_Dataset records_
◇ ◇ ◇ ◇ ◇
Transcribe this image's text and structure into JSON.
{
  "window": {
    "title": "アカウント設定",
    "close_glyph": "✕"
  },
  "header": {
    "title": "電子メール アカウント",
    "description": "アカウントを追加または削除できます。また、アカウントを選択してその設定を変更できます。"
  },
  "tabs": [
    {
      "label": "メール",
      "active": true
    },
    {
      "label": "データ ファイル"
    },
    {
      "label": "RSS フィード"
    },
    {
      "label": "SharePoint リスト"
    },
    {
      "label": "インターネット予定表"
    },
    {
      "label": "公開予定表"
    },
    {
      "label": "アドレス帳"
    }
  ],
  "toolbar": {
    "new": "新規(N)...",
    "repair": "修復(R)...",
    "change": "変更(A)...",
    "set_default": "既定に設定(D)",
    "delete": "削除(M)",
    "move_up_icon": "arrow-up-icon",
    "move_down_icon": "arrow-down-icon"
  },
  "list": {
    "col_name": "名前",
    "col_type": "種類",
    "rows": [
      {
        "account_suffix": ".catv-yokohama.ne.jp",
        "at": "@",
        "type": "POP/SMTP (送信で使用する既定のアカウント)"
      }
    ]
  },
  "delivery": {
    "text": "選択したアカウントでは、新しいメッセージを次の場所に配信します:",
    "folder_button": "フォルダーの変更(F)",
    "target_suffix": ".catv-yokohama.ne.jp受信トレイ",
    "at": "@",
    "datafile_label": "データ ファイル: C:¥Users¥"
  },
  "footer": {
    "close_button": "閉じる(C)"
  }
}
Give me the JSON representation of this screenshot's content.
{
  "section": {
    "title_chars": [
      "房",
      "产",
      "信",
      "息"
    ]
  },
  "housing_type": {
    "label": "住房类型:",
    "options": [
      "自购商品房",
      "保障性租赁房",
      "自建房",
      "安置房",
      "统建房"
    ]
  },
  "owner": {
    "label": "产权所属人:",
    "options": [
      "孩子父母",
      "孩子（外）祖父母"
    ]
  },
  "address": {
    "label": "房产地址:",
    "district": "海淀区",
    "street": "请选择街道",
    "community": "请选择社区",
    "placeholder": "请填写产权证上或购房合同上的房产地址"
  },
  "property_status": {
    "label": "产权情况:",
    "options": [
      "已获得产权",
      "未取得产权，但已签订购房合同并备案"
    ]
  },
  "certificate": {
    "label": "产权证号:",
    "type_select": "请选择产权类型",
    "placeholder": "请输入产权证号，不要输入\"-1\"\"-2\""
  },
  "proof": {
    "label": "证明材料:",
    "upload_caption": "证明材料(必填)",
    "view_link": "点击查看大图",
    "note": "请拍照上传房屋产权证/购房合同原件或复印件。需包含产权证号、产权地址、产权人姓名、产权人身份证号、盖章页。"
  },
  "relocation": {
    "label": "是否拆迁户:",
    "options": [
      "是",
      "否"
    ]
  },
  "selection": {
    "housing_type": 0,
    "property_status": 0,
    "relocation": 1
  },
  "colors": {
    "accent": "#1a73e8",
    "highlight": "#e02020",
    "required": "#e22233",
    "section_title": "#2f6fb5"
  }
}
◇ ◇ ◇ ◇ ◇
_What the task asks_
From the data above, work out how many lines contain the string "text" and reply with only the number.

_Worked answer_
2